Hoy vamos a comentar una de esas películas de las que nadie parece acordarse, pero que a la hora de la verdad casi todo el mundo ha visto más de una vez. Incluso que quizá la dejamos cada vez que la ponen en TV. Uno de los productos de acción que tiene esa curiosa virtud de mantener en cierto modo ese «eighties flavour» que tanto nos gusta por estos lares.

Estamos hablando de Road House, titulada en España con toda la alegría del mundo DE PROFESIÓN DURO. Toma ya la chulada. Queda claro desde el principio que la distribuidora española del invento tenía muy claro cómo se debía vender esta película. Y más si tenemos en cuenta que el prota de la misma es nada más ni menos que PATRICK SWAYZE, que en el momento de rodar esta Road House venía de hacer añicos los corazoncitos de miles de niñitas (y no tanto) gracias a ese pastel de babas que es DIRTY DANCING.

El caso es que, en aquel momento, al amigo Patricio ya se le estaba pasando el arroz que le había permitido hasta entonces posicionarse como ídolo de adolescentes. Con casi cuarenta añitos a sus espaldas, este buen mozo ya estaba demasiado crecidito como para interpretar los papeles juveniles que antaño le habían proporcionado una cierta fama; papeles como el de aquel jugador de jockey sobre hielo socarrón y un poco joputa de Youngblood, forja de campeones (aquel curioso engendro pergeñado a la mayor gloria de un olvidado Rob Lowe con canción de Journey incluida) o el del luchador por la libertad al que encarnaba en otro filme mítico de los 80 como era y es AMANECER ROJO, un trabajito muy propio de su autor, el talentoso ultraderechista (incluso para los estándares USA) John Millius.

- _DATOS RECOPILADOS_

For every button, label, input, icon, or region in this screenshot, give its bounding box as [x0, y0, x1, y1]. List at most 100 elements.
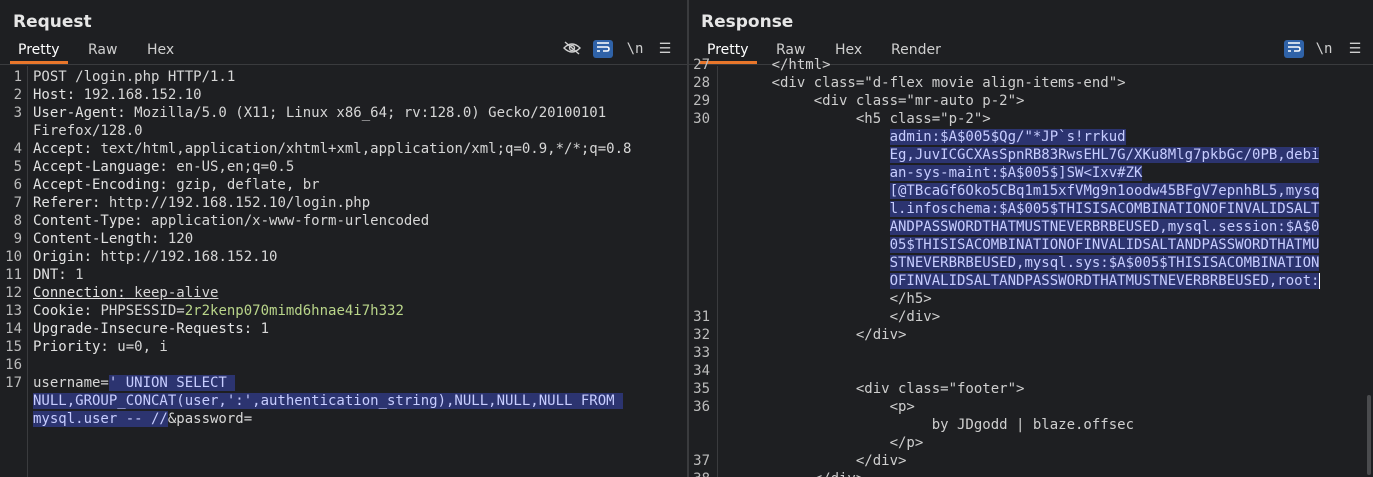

- _INSTRUCCIONES DE LA TAREA_
¿Puedes reproducir el pasaje de la reseña de la película que va entre "Estamos hablando de" y "es DIRTY DANCING.", ambos incluidos, reemplazando "Road House" por "Casa de carretera"?

- _SOLUCIÓN DEL EJERCICIO_
Estamos hablando de Casa de carretera, titulada en España con toda la alegría del mundo DE PROFESIÓN DURO. Toma ya la chulada. Queda claro desde el principio que la distribuidora española del invento tenía muy claro cómo se debía vender esta película. Y más si tenemos en cuenta que el prota de la misma es nada más ni menos que PATRICK SWAYZE, que en el momento de rodar esta Casa de carretera venía de hacer añicos los corazoncitos de miles de niñitas (y no tanto) gracias a ese pastel de babas que es DIRTY DANCING.